Data provided start

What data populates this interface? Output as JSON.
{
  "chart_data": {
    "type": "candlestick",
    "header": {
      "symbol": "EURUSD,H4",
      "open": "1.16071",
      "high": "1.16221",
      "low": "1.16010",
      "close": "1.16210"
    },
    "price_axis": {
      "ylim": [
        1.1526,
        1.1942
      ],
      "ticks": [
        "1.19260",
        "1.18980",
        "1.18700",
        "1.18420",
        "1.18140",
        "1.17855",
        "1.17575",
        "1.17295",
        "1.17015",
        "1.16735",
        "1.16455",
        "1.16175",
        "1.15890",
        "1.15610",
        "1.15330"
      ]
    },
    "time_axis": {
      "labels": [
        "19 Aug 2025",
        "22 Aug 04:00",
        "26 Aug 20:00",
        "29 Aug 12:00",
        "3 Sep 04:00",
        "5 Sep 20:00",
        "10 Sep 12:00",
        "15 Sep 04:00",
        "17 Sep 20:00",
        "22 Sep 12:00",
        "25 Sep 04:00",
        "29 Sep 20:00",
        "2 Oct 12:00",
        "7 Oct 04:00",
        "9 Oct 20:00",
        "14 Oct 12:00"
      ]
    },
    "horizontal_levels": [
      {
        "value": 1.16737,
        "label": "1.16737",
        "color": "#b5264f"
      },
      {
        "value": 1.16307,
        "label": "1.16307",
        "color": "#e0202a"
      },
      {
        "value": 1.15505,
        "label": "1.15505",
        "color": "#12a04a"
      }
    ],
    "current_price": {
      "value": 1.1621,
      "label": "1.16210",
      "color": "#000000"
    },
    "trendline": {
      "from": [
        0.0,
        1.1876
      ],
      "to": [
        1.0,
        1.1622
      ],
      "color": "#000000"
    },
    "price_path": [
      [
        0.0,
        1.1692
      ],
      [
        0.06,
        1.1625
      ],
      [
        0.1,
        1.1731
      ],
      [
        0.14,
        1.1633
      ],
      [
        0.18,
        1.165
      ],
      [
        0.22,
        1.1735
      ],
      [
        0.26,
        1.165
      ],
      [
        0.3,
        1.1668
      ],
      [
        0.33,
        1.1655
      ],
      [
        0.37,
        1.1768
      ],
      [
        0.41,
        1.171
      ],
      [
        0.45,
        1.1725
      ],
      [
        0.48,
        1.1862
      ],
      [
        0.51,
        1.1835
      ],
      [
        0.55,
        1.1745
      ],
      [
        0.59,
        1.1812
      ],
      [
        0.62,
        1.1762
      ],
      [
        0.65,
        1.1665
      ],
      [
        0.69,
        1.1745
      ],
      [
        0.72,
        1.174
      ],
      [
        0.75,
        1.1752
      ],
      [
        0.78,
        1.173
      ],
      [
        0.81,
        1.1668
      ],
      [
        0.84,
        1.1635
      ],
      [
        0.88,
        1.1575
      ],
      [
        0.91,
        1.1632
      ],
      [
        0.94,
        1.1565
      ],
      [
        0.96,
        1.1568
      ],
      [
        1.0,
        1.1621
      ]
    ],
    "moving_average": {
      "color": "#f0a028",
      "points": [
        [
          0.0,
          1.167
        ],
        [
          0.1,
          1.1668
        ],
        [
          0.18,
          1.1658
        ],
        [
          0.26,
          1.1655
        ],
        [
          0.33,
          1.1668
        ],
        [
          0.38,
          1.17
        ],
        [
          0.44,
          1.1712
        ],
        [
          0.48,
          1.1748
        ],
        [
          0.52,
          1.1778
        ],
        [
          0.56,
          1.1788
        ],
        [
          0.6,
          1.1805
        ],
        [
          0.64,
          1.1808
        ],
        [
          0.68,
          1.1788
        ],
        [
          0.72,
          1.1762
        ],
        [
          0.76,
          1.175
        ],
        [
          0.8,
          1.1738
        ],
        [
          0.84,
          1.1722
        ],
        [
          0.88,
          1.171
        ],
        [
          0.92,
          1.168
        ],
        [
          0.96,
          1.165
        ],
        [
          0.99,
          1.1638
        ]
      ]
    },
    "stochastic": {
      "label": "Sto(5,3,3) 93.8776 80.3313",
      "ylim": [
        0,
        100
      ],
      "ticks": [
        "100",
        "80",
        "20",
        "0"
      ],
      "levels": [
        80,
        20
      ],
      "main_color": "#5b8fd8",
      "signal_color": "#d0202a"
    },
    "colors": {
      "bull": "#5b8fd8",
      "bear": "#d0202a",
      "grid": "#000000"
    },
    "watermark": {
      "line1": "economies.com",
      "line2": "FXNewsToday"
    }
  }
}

Data provided end

Problem to solve
Filter the records above for "value" and copy every matching line.

Answer in full
        "value": 1.16737,
        "value": 1.16307,
        "value": 1.15505,
      "value": 1.1621,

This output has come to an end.